__WHAT TO PRODUCE__
Determine how many lines contain the string "Изменения" and reply with that number alone.
++++ DATASET ROWS ++++
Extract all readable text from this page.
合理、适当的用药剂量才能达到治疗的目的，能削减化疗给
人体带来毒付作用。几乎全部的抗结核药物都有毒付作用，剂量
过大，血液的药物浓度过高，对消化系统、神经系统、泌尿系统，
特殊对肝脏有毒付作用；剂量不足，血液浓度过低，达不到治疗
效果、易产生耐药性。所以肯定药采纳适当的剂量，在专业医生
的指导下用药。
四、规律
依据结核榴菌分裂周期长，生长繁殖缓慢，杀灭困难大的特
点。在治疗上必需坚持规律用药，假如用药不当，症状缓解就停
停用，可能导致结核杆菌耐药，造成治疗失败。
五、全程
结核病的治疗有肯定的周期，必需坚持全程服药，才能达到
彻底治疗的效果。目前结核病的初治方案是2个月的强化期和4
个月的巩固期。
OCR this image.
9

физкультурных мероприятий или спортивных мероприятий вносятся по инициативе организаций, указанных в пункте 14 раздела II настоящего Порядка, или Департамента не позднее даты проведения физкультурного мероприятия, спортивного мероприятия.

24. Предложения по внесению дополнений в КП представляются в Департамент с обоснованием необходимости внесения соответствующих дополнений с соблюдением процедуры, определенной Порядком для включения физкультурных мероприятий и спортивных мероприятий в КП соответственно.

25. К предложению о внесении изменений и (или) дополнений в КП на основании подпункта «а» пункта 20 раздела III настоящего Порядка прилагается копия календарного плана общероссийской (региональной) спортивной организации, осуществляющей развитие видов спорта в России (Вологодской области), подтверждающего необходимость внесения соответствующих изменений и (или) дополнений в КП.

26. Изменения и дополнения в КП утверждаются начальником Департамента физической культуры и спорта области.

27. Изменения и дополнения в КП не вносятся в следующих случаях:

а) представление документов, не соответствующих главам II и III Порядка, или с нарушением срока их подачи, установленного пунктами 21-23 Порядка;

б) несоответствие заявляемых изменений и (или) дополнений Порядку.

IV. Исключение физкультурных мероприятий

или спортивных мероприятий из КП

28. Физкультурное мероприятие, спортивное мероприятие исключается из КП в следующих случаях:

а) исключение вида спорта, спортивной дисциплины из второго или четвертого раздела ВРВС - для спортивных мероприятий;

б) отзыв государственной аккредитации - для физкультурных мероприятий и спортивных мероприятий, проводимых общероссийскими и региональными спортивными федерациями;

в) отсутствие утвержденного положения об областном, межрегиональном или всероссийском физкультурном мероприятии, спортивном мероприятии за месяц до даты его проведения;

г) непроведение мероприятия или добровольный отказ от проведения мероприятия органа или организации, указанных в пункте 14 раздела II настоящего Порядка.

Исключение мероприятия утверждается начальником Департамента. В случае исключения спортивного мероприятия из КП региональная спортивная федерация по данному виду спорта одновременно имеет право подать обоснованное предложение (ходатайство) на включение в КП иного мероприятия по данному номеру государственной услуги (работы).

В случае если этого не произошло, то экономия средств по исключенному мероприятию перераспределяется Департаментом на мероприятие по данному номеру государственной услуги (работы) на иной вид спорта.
++++
__ANSWER IN FULL__
2